[Rows from a figure dataset]
____

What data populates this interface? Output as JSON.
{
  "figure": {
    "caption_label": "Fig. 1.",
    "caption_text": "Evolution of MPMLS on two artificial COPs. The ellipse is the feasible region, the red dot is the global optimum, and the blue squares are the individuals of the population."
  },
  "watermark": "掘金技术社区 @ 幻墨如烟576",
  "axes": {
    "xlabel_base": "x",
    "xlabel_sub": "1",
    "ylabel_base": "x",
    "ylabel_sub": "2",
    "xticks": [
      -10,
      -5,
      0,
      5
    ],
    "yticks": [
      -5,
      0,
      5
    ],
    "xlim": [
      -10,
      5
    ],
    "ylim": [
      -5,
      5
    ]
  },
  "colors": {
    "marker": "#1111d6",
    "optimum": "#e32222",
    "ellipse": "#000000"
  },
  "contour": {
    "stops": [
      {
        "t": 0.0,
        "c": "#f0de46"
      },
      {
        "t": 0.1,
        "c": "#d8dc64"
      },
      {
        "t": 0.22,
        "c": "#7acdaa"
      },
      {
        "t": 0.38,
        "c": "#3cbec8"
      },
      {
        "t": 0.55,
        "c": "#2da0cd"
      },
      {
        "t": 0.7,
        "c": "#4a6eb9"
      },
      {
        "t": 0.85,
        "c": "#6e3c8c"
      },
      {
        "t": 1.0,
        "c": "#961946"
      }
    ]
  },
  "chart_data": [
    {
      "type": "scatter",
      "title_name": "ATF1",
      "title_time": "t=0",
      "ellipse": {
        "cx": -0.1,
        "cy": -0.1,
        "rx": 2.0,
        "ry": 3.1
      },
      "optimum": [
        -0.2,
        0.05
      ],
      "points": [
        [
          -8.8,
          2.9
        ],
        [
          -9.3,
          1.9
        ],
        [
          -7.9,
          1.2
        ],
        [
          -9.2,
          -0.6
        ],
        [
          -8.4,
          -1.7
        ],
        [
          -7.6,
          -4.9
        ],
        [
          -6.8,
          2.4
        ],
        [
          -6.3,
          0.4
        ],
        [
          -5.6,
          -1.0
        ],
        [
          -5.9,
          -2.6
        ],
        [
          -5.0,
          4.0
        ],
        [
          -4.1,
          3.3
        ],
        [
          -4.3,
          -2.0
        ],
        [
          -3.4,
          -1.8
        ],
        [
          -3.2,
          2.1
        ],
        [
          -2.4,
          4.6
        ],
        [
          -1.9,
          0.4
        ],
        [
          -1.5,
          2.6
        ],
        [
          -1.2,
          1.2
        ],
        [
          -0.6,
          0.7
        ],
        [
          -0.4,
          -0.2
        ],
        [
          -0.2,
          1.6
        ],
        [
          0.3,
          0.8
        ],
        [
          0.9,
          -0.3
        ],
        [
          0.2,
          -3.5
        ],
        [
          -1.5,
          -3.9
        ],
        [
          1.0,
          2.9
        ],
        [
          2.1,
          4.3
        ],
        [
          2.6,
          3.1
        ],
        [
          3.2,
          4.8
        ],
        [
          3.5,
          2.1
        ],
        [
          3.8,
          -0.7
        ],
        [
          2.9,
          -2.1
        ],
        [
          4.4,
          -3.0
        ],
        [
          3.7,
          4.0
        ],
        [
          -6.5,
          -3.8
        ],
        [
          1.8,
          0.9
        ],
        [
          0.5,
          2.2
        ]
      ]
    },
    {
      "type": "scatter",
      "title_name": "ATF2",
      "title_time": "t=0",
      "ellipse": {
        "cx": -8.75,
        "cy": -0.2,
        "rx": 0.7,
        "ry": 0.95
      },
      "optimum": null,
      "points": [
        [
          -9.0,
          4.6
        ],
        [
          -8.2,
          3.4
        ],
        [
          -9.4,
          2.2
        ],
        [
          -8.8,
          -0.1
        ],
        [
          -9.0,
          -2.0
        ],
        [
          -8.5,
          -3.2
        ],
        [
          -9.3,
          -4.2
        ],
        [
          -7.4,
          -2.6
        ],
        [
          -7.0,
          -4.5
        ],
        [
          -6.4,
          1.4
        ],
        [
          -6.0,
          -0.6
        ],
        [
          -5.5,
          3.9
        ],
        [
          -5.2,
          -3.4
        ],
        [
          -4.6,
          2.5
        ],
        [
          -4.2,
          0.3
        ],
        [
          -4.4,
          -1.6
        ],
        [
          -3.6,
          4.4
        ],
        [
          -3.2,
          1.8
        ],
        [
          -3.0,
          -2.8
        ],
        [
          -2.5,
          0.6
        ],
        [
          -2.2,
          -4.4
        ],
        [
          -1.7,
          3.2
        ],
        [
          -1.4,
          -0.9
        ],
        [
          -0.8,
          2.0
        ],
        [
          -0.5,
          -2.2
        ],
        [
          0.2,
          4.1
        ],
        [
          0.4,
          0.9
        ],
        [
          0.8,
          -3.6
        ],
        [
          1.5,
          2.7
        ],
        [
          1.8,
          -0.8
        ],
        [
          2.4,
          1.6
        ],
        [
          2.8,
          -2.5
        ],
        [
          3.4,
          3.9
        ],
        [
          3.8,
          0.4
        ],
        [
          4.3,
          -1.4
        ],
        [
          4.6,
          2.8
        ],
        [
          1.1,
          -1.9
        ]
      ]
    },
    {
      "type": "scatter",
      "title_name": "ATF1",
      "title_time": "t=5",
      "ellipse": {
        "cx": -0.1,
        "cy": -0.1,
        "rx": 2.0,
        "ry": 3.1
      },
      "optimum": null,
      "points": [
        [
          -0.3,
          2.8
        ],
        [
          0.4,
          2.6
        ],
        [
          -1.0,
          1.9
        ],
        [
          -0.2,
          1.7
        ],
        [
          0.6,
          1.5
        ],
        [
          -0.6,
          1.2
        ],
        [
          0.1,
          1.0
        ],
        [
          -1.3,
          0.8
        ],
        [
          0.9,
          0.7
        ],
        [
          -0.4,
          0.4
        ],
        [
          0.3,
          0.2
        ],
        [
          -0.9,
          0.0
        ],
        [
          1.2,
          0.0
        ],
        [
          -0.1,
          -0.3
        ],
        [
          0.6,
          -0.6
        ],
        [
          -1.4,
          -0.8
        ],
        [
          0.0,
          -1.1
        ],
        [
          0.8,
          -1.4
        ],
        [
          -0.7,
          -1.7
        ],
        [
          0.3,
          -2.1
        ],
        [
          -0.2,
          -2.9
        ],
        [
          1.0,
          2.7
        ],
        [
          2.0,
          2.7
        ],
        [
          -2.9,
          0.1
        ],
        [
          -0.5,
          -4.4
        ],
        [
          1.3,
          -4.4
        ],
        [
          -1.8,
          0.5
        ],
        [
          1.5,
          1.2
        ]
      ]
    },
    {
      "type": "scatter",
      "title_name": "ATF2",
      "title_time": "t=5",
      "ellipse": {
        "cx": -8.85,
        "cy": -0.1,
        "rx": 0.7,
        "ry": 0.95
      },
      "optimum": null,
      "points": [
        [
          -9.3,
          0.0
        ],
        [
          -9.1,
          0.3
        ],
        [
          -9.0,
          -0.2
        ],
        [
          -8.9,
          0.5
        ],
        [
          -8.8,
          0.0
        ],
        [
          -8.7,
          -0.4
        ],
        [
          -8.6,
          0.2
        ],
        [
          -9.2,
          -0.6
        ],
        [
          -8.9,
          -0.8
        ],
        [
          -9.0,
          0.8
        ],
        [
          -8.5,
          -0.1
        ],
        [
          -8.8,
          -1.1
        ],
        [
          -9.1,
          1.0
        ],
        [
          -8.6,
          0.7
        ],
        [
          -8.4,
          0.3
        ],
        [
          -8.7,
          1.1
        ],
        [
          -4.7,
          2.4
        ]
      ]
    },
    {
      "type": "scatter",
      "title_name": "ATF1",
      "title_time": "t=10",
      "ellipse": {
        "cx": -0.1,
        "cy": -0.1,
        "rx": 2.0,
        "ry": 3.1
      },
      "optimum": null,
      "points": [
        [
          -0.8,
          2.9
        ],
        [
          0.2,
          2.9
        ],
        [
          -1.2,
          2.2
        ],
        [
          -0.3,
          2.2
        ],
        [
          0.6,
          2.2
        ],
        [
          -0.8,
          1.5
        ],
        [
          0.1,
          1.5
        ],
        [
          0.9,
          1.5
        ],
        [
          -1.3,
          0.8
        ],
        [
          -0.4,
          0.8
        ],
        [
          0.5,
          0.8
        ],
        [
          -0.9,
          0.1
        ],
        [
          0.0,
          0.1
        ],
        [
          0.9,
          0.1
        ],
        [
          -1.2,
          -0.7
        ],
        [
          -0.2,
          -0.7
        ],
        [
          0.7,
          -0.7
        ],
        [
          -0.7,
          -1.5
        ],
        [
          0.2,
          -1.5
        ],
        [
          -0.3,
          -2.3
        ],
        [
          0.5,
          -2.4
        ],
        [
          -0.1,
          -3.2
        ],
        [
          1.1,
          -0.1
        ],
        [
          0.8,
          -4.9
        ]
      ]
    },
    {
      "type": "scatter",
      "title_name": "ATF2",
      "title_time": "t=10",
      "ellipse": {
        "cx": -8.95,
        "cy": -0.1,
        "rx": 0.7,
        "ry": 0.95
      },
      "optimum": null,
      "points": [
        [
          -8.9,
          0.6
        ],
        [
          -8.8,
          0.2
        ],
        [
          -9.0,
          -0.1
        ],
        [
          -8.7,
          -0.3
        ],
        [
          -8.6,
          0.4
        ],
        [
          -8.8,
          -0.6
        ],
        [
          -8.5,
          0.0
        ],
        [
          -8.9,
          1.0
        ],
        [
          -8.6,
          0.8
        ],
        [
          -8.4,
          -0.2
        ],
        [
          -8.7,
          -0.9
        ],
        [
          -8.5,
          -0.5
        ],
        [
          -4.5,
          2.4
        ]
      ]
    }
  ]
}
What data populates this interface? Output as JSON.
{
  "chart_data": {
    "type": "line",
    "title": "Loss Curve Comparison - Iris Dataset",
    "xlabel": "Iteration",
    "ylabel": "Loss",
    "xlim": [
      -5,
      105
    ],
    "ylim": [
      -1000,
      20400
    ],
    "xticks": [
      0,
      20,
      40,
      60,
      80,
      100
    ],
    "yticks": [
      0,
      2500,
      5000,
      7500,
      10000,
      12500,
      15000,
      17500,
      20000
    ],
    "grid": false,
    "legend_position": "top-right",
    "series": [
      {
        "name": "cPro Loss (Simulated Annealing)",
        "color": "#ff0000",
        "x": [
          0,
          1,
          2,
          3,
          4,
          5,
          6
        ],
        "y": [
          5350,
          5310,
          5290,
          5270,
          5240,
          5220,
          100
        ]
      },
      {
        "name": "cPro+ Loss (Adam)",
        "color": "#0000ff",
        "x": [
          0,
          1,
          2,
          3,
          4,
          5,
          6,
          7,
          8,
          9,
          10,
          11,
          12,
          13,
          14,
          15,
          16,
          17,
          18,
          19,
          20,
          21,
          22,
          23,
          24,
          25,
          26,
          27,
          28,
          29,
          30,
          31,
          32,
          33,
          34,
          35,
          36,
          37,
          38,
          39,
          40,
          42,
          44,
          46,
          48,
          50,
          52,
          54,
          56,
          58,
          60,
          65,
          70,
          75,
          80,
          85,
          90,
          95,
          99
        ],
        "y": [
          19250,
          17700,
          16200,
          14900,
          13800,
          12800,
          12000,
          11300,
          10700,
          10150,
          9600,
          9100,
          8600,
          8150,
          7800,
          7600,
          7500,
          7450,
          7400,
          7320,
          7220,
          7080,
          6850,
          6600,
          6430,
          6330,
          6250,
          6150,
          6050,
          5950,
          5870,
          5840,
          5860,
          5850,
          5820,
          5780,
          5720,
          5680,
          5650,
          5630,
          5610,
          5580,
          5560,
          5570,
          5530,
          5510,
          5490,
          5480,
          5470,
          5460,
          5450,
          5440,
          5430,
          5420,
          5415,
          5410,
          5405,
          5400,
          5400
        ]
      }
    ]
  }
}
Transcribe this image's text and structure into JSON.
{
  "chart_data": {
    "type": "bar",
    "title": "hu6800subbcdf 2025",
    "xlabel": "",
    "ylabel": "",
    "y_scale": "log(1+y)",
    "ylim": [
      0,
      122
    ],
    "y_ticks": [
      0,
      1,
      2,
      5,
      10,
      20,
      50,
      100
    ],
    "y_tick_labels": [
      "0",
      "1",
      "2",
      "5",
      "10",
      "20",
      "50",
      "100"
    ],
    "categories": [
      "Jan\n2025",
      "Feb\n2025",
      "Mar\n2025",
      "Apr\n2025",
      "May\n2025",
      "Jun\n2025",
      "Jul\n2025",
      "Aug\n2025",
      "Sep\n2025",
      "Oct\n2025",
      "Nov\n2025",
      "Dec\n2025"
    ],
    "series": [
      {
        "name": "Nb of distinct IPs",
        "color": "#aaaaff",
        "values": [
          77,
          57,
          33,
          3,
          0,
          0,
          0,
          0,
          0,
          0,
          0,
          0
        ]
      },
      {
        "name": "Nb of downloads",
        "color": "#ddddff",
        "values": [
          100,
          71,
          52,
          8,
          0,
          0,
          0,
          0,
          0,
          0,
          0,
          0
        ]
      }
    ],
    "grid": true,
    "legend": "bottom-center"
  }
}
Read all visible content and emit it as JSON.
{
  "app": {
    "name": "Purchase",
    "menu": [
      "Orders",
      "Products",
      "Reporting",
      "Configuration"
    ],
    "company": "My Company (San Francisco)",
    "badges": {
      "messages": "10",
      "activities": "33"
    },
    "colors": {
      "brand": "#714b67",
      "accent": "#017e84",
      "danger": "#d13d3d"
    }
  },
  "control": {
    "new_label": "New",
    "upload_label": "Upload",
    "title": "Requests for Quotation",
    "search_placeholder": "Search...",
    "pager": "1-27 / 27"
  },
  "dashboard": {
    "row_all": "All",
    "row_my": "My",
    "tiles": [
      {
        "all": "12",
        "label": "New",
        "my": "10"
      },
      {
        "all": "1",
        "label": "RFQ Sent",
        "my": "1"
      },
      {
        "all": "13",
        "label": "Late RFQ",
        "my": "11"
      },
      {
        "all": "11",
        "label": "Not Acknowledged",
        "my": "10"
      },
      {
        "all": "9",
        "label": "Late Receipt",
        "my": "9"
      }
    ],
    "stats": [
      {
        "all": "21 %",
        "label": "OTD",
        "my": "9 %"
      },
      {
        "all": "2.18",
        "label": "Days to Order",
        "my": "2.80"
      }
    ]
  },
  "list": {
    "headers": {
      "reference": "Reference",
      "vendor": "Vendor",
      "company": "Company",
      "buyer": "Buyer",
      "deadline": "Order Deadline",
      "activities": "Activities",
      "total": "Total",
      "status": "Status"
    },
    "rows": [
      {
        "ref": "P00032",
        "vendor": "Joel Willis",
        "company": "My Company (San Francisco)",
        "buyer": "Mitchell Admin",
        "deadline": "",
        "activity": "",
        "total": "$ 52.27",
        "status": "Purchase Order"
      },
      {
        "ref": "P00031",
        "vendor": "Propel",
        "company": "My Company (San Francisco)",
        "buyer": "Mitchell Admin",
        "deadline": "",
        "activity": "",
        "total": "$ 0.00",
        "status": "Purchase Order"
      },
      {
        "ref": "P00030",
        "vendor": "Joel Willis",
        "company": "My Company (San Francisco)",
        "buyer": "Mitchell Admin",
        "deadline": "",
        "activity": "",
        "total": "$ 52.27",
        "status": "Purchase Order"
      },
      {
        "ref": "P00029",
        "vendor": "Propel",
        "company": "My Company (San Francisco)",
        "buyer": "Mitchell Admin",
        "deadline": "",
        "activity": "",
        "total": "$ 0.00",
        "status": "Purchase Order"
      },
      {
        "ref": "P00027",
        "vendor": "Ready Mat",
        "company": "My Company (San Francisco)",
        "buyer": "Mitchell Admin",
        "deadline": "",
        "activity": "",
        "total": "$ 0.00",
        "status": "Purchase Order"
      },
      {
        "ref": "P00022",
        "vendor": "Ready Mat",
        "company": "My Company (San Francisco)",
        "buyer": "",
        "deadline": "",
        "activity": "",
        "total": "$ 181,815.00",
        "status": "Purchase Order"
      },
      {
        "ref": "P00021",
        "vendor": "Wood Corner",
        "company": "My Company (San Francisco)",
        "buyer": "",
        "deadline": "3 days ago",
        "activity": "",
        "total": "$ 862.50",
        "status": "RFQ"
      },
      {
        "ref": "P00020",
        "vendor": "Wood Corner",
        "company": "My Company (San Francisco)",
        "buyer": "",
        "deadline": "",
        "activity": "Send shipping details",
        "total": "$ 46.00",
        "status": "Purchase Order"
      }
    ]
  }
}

____

**Required work**
Give the count of lines containing "Loss", with no added text.

**Written reply**
4